CHALLENGE - Write out every record in full, exactly as written, please.

· · · ·

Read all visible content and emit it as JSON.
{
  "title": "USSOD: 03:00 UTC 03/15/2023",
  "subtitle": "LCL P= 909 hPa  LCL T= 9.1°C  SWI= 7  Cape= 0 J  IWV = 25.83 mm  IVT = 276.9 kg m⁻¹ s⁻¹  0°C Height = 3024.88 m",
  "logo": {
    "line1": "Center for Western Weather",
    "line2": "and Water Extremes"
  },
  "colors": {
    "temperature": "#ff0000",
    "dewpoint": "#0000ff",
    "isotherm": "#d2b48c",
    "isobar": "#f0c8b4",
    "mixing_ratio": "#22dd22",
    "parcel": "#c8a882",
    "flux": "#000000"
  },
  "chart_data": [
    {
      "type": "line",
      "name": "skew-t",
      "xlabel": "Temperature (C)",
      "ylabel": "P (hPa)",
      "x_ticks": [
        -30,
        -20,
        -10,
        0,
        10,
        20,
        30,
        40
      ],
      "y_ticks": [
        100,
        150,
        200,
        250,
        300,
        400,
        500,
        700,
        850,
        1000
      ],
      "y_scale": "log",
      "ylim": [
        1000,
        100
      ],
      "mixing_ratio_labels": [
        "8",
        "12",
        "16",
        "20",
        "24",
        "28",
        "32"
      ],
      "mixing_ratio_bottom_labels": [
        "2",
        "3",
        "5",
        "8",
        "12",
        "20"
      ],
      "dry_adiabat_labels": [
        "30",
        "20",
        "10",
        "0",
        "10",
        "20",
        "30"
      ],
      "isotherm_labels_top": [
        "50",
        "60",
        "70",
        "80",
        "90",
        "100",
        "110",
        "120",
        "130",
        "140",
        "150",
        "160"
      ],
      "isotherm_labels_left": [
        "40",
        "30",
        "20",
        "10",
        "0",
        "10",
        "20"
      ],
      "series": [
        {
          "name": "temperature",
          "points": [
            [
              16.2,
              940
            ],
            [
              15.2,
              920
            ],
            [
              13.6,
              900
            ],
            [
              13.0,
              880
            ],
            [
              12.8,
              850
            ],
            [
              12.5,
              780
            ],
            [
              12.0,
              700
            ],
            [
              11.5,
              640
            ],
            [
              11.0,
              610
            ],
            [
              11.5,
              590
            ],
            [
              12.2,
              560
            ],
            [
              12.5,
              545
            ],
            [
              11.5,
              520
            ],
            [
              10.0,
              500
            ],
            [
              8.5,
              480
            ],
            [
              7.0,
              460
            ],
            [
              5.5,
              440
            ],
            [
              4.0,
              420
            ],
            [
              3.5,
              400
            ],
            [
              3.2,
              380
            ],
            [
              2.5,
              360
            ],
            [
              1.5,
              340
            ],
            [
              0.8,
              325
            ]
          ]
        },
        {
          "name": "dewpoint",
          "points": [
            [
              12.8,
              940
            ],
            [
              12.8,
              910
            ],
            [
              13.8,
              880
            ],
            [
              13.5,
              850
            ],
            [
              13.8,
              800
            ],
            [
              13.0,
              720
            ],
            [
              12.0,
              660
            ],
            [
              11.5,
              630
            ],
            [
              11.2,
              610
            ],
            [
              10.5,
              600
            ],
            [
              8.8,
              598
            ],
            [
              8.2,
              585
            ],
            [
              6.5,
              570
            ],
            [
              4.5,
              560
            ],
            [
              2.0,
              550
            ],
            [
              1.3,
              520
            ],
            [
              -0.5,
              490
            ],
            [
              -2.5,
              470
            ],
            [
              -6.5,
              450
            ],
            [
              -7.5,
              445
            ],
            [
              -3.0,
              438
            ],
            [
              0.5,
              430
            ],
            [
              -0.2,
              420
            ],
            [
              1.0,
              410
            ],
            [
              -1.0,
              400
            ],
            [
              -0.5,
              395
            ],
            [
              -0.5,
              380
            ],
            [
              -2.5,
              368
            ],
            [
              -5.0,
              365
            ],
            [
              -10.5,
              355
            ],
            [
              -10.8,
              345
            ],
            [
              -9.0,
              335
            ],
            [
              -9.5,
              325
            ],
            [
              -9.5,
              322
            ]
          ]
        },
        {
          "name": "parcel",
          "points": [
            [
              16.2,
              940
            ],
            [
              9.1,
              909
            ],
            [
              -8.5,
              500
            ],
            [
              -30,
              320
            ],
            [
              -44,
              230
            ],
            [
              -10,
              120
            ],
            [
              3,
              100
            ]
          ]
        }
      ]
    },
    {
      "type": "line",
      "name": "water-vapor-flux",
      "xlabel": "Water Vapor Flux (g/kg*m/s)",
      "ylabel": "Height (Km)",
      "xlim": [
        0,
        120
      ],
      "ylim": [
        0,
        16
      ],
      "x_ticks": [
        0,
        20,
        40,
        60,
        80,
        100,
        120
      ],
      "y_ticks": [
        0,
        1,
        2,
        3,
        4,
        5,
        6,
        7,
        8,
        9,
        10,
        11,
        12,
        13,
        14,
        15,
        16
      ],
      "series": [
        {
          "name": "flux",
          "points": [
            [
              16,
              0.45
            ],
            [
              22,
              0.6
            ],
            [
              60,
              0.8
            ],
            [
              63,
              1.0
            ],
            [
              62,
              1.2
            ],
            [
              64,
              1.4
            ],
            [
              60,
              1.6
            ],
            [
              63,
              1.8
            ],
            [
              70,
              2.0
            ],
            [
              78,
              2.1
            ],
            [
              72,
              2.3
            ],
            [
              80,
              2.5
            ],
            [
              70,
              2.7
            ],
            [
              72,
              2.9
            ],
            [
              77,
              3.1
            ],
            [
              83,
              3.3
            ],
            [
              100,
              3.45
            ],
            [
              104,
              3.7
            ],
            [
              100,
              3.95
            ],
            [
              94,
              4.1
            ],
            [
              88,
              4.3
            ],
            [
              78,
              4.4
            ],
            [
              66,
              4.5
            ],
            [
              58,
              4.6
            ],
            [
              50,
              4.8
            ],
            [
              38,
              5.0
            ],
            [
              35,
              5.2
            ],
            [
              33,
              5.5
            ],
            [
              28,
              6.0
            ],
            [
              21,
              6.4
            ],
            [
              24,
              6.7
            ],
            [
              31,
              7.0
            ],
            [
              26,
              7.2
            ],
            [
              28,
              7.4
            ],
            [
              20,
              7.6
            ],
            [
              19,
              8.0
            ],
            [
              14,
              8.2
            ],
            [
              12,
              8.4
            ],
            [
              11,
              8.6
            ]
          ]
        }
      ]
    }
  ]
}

· · · ·

RESULT OF THIS TASK -
Read all visible content and emit it as JSON.
{
  "title": "USSOD: 03:00 UTC 03/15/2023",
  "subtitle": "LCL P= 909 hPa  LCL T= 9.1°C  SWI= 7  Cape= 0 J  IWV = 25.83 mm  IVT = 276.9 kg m⁻¹ s⁻¹  0°C Height = 3024.88 m",
  "logo": {
    "line1": "Center for Western Weather",
    "line2": "and Water Extremes"
  },
  "colors": {
    "temperature": "#ff0000",
    "dewpoint": "#0000ff",
    "isotherm": "#d2b48c",
    "isobar": "#f0c8b4",
    "mixing_ratio": "#22dd22",
    "parcel": "#c8a882",
    "flux": "#000000"
  },
  "chart_data": [
    {
      "type": "line",
      "name": "skew-t",
      "xlabel": "Temperature (C)",
      "ylabel": "P (hPa)",
      "x_ticks": [
        -30,
        -20,
        -10,
        0,
        10,
        20,
        30,
        40
      ],
      "y_ticks": [
        100,
        150,
        200,
        250,
        300,
        400,
        500,
        700,
        850,
        1000
      ],
      "y_scale": "log",
      "ylim": [
        1000,
        100
      ],
      "mixing_ratio_labels": [
        "8",
        "12",
        "16",
        "20",
        "24",
        "28",
        "32"
      ],
      "mixing_ratio_bottom_labels": [
        "2",
        "3",
        "5",
        "8",
        "12",
        "20"
      ],
      "dry_adiabat_labels": [
        "30",
        "20",
        "10",
        "0",
        "10",
        "20",
        "30"
      ],
      "isotherm_labels_top": [
        "50",
        "60",
        "70",
        "80",
        "90",
        "100",
        "110",
        "120",
        "130",
        "140",
        "150",
        "160"
      ],
      "isotherm_labels_left": [
        "40",
        "30",
        "20",
        "10",
        "0",
        "10",
        "20"
      ],
      "series": [
        {
          "name": "temperature",
          "points": [
            [
              16.2,
              940
            ],
            [
              15.2,
              920
            ],
            [
              13.6,
              900
            ],
            [
              13.0,
              880
            ],
            [
              12.8,
              850
            ],
            [
              12.5,
              780
            ],
            [
              12.0,
              700
            ],
            [
              11.5,
              640
            ],
            [
              11.0,
              610
            ],
            [
              11.5,
              590
            ],
            [
              12.2,
              560
            ],
            [
              12.5,
              545
            ],
            [
              11.5,
              520
            ],
            [
              10.0,
              500
            ],
            [
              8.5,
              480
            ],
            [
              7.0,
              460
            ],
            [
              5.5,
              440
            ],
            [
              4.0,
              420
            ],
            [
              3.5,
              400
            ],
            [
              3.2,
              380
            ],
            [
              2.5,
              360
            ],
            [
              1.5,
              340
            ],
            [
              0.8,
              325
            ]
          ]
        },
        {
          "name": "dewpoint",
          "points": [
            [
              12.8,
              940
            ],
            [
              12.8,
              910
            ],
            [
              13.8,
              880
            ],
            [
              13.5,
              850
            ],
            [
              13.8,
              800
            ],
            [
              13.0,
              720
            ],
            [
              12.0,
              660
            ],
            [
              11.5,
              630
            ],
            [
              11.2,
              610
            ],
            [
              10.5,
              600
            ],
            [
              8.8,
              598
            ],
            [
              8.2,
              585
            ],
            [
              6.5,
              570
            ],
            [
              4.5,
              560
            ],
            [
              2.0,
              550
            ],
            [
              1.3,
              520
            ],
            [
              -0.5,
              490
            ],
            [
              -2.5,
              470
            ],
            [
              -6.5,
              450
            ],
            [
              -7.5,
              445
            ],
            [
              -3.0,
              438
            ],
            [
              0.5,
              430
            ],
            [
              -0.2,
              420
            ],
            [
              1.0,
              410
            ],
            [
              -1.0,
              400
            ],
            [
              -0.5,
              395
            ],
            [
              -0.5,
              380
            ],
            [
              -2.5,
              368
            ],
            [
              -5.0,
              365
            ],
            [
              -10.5,
              355
            ],
            [
              -10.8,
              345
            ],
            [
              -9.0,
              335
            ],
            [
              -9.5,
              325
            ],
            [
              -9.5,
              322
            ]
          ]
        },
        {
          "name": "parcel",
          "points": [
            [
              16.2,
              940
            ],
            [
              9.1,
              909
            ],
            [
              -8.5,
              500
            ],
            [
              -30,
              320
            ],
            [
              -44,
              230
            ],
            [
              -10,
              120
            ],
            [
              3,
              100
            ]
          ]
        }
      ]
    },
    {
      "type": "line",
      "name": "water-vapor-flux",
      "xlabel": "Water Vapor Flux (g/kg*m/s)",
      "ylabel": "Height (Km)",
      "xlim": [
        0,
        120
      ],
      "ylim": [
        0,
        16
      ],
      "x_ticks": [
        0,
        20,
        40,
        60,
        80,
        100,
        120
      ],
      "y_ticks": [
        0,
        1,
        2,
        3,
        4,
        5,
        6,
        7,
        8,
        9,
        10,
        11,
        12,
        13,
        14,
        15,
        16
      ],
      "series": [
        {
          "name": "flux",
          "points": [
            [
              16,
              0.45
            ],
            [
              22,
              0.6
            ],
            [
              60,
              0.8
            ],
            [
              63,
              1.0
            ],
            [
              62,
              1.2
            ],
            [
              64,
              1.4
            ],
            [
              60,
              1.6
            ],
            [
              63,
              1.8
            ],
            [
              70,
              2.0
            ],
            [
              78,
              2.1
            ],
            [
              72,
              2.3
            ],
            [
              80,
              2.5
            ],
            [
              70,
              2.7
            ],
            [
              72,
              2.9
            ],
            [
              77,
              3.1
            ],
            [
              83,
              3.3
            ],
            [
              100,
              3.45
            ],
            [
              104,
              3.7
            ],
            [
              100,
              3.95
            ],
            [
              94,
              4.1
            ],
            [
              88,
              4.3
            ],
            [
              78,
              4.4
            ],
            [
              66,
              4.5
            ],
            [
              58,
              4.6
            ],
            [
              50,
              4.8
            ],
            [
              38,
              5.0
            ],
            [
              35,
              5.2
            ],
            [
              33,
              5.5
            ],
            [
              28,
              6.0
            ],
            [
              21,
              6.4
            ],
            [
              24,
              6.7
            ],
            [
              31,
              7.0
            ],
            [
              26,
              7.2
            ],
            [
              28,
              7.4
            ],
            [
              20,
              7.6
            ],
            [
              19,
              8.0
            ],
            [
              14,
              8.2
            ],
            [
              12,
              8.4
            ],
            [
              11,
              8.6
            ]
          ]
        }
      ]
    }
  ]
}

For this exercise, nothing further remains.